*RECORDS SHOWN*.
## BEGIN

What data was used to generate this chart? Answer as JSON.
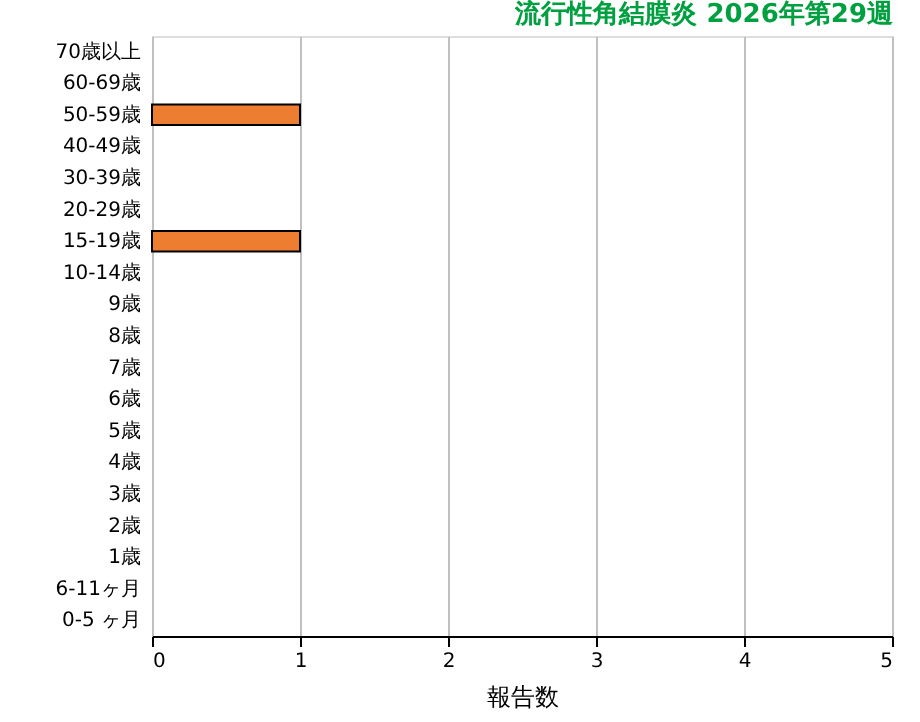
{
  "chart_data": {
    "type": "bar",
    "orientation": "horizontal",
    "title": "流行性角結膜炎 2026年第29週",
    "xlabel": "報告数",
    "categories": [
      "70歳以上",
      "60-69歳",
      "50-59歳",
      "40-49歳",
      "30-39歳",
      "20-29歳",
      "15-19歳",
      "10-14歳",
      "9歳",
      "8歳",
      "7歳",
      "6歳",
      "5歳",
      "4歳",
      "3歳",
      "2歳",
      "1歳",
      "6-11ヶ月",
      "0-5 ヶ月"
    ],
    "values": [
      0,
      0,
      1,
      0,
      0,
      0,
      1,
      0,
      0,
      0,
      0,
      0,
      0,
      0,
      0,
      0,
      0,
      0,
      0
    ],
    "color": "#ed7d31",
    "xlim": [
      0,
      5
    ],
    "xticks": [
      0,
      1,
      2,
      3,
      4,
      5
    ],
    "grid": "x"
  }
}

## END

*DIRECTIONS*. The records above need to be restated word for word, with the pictures left out.

*THE RESPONSE*.
What data was used to generate this chart? Answer as JSON.
{
  "chart_data": {
    "type": "bar",
    "orientation": "horizontal",
    "title": "流行性角結膜炎 2026年第29週",
    "xlabel": "報告数",
    "categories": [
      "70歳以上",
      "60-69歳",
      "50-59歳",
      "40-49歳",
      "30-39歳",
      "20-29歳",
      "15-19歳",
      "10-14歳",
      "9歳",
      "8歳",
      "7歳",
      "6歳",
      "5歳",
      "4歳",
      "3歳",
      "2歳",
      "1歳",
      "6-11ヶ月",
      "0-5 ヶ月"
    ],
    "values": [
      0,
      0,
      1,
      0,
      0,
      0,
      1,
      0,
      0,
      0,
      0,
      0,
      0,
      0,
      0,
      0,
      0,
      0,
      0
    ],
    "color": "#ed7d31",
    "xlim": [
      0,
      5
    ],
    "xticks": [
      0,
      1,
      2,
      3,
      4,
      5
    ],
    "grid": "x"
  }
}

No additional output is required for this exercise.